(Figure record listings)
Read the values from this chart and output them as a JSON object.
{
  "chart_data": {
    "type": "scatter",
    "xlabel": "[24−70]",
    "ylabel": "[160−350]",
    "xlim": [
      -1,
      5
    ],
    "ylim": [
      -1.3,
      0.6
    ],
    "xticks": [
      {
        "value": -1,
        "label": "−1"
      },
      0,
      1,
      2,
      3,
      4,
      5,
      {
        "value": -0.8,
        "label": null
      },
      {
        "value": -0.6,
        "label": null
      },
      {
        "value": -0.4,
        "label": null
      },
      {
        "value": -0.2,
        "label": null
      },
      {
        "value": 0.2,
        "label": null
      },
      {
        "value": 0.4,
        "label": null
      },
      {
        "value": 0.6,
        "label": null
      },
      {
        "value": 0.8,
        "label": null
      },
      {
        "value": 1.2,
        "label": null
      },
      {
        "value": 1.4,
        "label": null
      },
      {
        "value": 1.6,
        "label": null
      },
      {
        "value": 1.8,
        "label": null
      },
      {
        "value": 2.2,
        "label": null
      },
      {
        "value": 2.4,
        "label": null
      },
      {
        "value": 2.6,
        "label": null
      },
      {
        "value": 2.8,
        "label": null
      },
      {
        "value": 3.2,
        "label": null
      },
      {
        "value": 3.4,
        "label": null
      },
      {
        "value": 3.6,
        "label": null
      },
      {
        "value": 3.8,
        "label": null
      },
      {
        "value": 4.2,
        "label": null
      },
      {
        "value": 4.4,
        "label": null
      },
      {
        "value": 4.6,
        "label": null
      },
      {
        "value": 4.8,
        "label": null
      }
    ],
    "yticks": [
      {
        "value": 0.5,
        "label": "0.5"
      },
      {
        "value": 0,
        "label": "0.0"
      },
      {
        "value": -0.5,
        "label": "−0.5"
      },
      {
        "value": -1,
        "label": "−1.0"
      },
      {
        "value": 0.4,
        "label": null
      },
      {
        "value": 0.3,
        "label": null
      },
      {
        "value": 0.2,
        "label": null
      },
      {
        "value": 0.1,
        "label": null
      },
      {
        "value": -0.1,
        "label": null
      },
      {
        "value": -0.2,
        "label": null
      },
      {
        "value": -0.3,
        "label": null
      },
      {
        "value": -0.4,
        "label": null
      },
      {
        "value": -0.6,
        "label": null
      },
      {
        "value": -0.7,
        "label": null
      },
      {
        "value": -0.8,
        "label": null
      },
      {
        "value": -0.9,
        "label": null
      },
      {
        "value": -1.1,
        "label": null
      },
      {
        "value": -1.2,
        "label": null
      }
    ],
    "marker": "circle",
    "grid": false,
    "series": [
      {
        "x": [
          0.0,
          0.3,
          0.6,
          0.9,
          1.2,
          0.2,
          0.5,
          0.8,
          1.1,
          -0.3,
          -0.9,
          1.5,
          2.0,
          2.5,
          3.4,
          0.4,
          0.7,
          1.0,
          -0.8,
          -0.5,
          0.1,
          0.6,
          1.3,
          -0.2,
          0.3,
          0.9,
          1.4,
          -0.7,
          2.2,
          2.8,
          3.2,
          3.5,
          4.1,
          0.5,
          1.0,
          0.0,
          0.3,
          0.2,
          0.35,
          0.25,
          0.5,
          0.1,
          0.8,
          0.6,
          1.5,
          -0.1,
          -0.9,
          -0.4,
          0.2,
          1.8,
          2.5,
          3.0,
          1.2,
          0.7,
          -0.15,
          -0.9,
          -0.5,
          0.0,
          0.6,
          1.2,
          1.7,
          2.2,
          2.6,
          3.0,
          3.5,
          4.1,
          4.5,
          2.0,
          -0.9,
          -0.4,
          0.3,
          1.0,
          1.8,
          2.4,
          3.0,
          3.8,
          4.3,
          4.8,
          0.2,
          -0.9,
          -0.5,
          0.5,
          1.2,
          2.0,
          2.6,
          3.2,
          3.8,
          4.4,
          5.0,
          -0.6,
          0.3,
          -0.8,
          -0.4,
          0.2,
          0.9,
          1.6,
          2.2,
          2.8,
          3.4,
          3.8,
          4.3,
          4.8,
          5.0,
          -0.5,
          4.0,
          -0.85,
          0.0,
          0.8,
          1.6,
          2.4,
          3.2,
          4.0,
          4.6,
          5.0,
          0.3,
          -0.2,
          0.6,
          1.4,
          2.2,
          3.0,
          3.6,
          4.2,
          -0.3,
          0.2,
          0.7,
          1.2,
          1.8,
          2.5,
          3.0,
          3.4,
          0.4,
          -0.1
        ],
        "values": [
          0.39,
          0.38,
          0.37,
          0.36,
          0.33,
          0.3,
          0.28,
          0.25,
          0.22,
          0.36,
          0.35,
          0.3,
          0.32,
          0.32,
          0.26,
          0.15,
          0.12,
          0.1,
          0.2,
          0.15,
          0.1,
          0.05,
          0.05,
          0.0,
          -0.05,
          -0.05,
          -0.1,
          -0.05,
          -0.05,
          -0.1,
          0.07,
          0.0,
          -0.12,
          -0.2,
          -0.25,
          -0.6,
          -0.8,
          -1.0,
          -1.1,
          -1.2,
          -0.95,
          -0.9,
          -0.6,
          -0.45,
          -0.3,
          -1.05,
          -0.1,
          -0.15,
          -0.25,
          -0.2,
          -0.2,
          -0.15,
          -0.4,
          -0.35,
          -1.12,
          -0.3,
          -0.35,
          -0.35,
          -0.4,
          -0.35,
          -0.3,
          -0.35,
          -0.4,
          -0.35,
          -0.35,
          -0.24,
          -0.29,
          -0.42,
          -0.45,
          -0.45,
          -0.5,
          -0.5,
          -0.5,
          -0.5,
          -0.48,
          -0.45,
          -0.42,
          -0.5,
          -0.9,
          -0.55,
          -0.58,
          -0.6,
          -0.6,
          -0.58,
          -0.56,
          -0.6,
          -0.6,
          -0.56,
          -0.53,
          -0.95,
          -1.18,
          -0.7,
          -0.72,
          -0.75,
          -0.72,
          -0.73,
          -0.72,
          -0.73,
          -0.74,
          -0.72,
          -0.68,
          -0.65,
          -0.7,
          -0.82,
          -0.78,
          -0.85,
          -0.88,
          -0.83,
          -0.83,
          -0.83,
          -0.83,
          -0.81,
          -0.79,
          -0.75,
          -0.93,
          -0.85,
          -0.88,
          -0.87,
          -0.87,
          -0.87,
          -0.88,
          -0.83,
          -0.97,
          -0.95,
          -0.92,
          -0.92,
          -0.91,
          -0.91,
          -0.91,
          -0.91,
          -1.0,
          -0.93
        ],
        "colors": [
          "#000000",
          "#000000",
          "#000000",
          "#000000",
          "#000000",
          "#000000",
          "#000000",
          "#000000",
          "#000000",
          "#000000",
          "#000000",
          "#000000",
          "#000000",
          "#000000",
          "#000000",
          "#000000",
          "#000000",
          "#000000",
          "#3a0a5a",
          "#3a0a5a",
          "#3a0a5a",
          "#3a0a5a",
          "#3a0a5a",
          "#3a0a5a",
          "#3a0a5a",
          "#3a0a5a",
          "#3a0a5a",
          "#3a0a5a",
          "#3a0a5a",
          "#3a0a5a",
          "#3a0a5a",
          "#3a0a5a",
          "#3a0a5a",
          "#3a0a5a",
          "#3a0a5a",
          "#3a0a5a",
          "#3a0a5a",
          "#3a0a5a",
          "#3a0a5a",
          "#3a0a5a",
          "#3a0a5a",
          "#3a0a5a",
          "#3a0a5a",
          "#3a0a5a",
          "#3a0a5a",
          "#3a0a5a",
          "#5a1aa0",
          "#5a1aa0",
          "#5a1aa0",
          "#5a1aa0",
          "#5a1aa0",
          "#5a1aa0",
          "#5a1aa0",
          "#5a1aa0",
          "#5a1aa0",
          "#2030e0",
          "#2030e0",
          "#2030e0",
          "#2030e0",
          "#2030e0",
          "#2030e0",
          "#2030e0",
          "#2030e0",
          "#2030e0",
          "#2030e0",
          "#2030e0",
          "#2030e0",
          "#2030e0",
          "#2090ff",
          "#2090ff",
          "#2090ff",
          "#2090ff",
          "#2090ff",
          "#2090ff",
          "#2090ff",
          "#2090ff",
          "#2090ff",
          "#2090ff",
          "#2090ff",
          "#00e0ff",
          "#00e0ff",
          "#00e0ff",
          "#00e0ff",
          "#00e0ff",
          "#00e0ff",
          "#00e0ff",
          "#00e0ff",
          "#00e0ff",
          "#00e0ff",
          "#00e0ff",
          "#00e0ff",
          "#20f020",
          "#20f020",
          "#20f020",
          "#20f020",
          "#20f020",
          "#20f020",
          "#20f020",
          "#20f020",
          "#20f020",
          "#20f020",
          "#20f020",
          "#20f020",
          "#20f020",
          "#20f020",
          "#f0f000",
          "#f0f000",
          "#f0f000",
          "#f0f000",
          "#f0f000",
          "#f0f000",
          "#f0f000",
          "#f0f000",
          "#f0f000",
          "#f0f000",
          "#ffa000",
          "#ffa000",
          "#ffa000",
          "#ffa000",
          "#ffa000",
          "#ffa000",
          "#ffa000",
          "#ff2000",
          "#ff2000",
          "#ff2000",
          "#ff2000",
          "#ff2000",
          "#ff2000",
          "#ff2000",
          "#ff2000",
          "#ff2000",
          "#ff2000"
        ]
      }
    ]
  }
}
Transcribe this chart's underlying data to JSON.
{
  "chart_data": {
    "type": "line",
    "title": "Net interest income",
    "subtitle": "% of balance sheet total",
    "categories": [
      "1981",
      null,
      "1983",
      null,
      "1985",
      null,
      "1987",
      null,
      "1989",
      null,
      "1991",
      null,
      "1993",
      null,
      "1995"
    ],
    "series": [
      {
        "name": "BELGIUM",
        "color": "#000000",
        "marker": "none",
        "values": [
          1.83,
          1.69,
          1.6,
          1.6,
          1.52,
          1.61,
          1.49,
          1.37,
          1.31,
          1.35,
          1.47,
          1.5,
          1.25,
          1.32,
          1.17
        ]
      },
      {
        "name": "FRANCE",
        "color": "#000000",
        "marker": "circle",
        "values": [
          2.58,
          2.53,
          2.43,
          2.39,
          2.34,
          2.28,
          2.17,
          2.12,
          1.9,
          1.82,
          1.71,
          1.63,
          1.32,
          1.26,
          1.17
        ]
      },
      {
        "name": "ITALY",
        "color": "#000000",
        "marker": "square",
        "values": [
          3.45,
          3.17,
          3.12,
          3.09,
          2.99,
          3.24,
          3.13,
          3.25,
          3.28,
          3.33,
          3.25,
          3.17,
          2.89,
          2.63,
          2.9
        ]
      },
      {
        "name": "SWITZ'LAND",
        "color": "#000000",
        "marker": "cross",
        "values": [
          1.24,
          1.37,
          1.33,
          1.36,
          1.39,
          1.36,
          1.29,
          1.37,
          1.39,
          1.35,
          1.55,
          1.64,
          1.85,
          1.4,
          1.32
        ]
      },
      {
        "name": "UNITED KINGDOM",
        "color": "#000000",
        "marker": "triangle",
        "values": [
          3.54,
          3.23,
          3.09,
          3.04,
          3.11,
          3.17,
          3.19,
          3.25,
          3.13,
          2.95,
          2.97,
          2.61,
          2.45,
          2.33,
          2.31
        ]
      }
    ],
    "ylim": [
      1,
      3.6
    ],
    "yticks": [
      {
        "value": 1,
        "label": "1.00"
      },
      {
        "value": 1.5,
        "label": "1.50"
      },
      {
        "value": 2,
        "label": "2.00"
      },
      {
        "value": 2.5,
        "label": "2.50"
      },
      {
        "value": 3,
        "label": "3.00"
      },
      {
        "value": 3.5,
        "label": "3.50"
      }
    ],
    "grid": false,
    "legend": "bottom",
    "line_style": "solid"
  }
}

What you need to do:
Pull every line containing the word "this" out of the entries above.

Exercise solution:
Read the values from this chart and output them as a JSON object.
Transcribe this chart's underlying data to JSON.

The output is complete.